Reproduce the text on the Redis notification queue and JWT role checks word for word, from start to finish.

* [Page text]:

::::::::

The Selenium approach is fragile by nature. You accept that fragility and build resilience around it — you don't pretend it's stable infrastructure.
3. Redis async task queue — why synchronous notification dispatch blocks everything
First version of the booking flow: confirmation saved → Selenium sends WhatsApp → API returns response. Selenium takes 3–8 seconds to open a conversation thread and send a message. Your API is blocking that entire time. Under any load, requests pile up, timeouts compound, and a booking endpoint that should return in 200ms becomes a 9-second operation.
Decoupling is the only fix.
The booking endpoint now does one thing: write a job to a Redis queue, then return 200. A separate background worker consumes the queue, handles Selenium, retries on failure, updates whatsapp_logs. The API doesn't care about notification state.
# Endpoint — fast, non-blocking
redis_client.lpush("notification_queue", json.dumps(job_payload))
return {"status": "confirmed"}
# Worker — slow, isolated, retryable
while True:
job = redis_client.brpop("notification_queue", timeout=5)
dispatch_whatsapp(job)
Response time went from 5–9 seconds to under 300ms. The booking logic was always fast. I was just carrying unnecessary weight in the hot path.
4. Multi-role JWT + Supabase RLS — the mistake most tutorials make
The common tutorial pattern: encode the user's role in the JWT payload, check it in your route handler, gate the endpoint. Looks fine. It's not.
A stale token carries stale permissions. A doctor whose account was suspended can still read patient data until their token expires. In a healthcare system, that's not acceptable.
I encode only a user_id in the JWT. On every request, FastAPI fetches the current role from the database — live, not cached in the token. Supabase Row Level Security then enforces data access at the storage layer, independent of the application layer.

::::::::

* [Data]:
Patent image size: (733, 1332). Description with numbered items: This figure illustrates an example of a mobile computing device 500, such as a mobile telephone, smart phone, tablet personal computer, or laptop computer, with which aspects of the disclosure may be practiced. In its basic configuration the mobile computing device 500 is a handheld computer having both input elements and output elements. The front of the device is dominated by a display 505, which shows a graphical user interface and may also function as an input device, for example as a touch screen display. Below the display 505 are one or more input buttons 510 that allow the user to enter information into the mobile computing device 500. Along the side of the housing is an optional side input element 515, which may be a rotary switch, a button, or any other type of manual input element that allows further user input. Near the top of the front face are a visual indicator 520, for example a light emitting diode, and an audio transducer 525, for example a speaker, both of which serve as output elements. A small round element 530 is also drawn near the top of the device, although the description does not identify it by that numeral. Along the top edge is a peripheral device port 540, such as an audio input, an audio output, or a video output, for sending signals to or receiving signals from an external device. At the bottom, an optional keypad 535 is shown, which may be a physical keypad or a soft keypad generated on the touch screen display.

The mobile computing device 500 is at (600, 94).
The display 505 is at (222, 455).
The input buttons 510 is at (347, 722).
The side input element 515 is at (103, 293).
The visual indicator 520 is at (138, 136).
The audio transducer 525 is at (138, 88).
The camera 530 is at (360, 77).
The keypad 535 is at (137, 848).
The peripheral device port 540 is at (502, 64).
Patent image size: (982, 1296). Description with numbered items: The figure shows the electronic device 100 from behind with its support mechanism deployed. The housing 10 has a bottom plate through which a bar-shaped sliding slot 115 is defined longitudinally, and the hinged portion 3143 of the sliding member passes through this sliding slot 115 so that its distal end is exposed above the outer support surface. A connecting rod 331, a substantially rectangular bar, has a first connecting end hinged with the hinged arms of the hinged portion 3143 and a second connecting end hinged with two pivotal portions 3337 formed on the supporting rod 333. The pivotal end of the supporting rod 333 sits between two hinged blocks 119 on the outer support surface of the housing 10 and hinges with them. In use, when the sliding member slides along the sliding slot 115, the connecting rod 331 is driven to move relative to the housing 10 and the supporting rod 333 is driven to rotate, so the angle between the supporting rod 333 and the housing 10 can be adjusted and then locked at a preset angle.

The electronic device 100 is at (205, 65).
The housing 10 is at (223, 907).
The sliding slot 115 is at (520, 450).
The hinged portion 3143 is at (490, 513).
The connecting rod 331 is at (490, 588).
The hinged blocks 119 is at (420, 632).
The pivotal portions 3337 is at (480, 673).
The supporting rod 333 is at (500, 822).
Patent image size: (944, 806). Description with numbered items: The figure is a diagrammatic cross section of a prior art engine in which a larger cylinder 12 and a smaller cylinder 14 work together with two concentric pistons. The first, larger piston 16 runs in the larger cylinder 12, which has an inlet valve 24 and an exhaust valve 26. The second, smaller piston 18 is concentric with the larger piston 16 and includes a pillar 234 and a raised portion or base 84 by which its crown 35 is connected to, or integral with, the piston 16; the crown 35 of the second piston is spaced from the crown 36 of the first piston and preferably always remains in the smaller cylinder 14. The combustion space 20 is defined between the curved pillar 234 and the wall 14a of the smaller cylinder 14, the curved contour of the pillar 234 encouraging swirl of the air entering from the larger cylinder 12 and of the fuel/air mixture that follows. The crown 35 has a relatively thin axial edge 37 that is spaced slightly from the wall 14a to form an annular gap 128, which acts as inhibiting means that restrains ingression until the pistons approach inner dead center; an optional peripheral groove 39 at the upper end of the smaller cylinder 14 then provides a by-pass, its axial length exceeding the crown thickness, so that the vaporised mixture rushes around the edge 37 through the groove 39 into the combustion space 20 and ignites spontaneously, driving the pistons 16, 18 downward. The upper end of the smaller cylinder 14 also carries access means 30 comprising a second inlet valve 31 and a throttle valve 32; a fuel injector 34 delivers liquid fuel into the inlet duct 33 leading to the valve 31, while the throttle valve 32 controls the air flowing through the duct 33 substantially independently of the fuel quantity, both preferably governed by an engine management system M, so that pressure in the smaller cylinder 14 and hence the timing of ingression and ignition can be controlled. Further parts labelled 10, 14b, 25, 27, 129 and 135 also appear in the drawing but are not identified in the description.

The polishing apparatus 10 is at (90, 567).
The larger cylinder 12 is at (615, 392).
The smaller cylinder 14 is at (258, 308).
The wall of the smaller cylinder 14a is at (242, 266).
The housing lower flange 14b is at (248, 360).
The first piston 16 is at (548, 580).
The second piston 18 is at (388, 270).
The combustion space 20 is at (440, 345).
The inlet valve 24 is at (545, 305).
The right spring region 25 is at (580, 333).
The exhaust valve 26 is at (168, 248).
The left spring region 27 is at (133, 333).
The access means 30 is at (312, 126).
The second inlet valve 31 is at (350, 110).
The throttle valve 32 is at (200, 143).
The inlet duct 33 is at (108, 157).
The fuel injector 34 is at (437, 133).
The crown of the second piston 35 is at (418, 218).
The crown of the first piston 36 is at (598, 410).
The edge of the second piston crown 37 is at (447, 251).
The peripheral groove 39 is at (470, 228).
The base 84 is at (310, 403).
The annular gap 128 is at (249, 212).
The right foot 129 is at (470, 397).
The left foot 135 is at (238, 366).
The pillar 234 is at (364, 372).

::::::::

* [Task solution]:
The Selenium approach is fragile by nature. You accept that fragility and build resilience around it — you don't pretend it's stable infrastructure.
3. Redis async task queue — why synchronous notification dispatch blocks everything
First version of the booking flow: confirmation saved → Selenium sends WhatsApp → API returns response. Selenium takes 3–8 seconds to open a conversation thread and send a message. Your API is blocking that entire time. Under any load, requests pile up, timeouts compound, and a booking endpoint that should return in 200ms becomes a 9-second operation.
Decoupling is the only fix.
The booking endpoint now does one thing: write a job to a Redis queue, then return 200. A separate background worker consumes the queue, handles Selenium, retries on failure, updates whatsapp_logs. The API doesn't care about notification state.
# Endpoint — fast, non-blocking
redis_client.lpush("notification_queue", json.dumps(job_payload))
return {"status": "confirmed"}
# Worker — slow, isolated, retryable
while True:
job = redis_client.brpop("notification_queue", timeout=5)
dispatch_whatsapp(job)
Response time went from 5–9 seconds to under 300ms. The booking logic was always fast. I was just carrying unnecessary weight in the hot path.
4. Multi-role JWT + Supabase RLS — the mistake most tutorials make
The common tutorial pattern: encode the user's role in the JWT payload, check it in your route handler, gate the endpoint. Looks fine. It's not.
A stale token carries stale permissions. A doctor whose account was suspended can still read patient data until their token expires. In a healthcare system, that's not acceptable.
I encode only a user_id in the JWT. On every request, FastAPI fetches the current role from the database — live, not cached in the token. Supabase Row Level Security then enforces data access at the storage layer, independent of the application layer.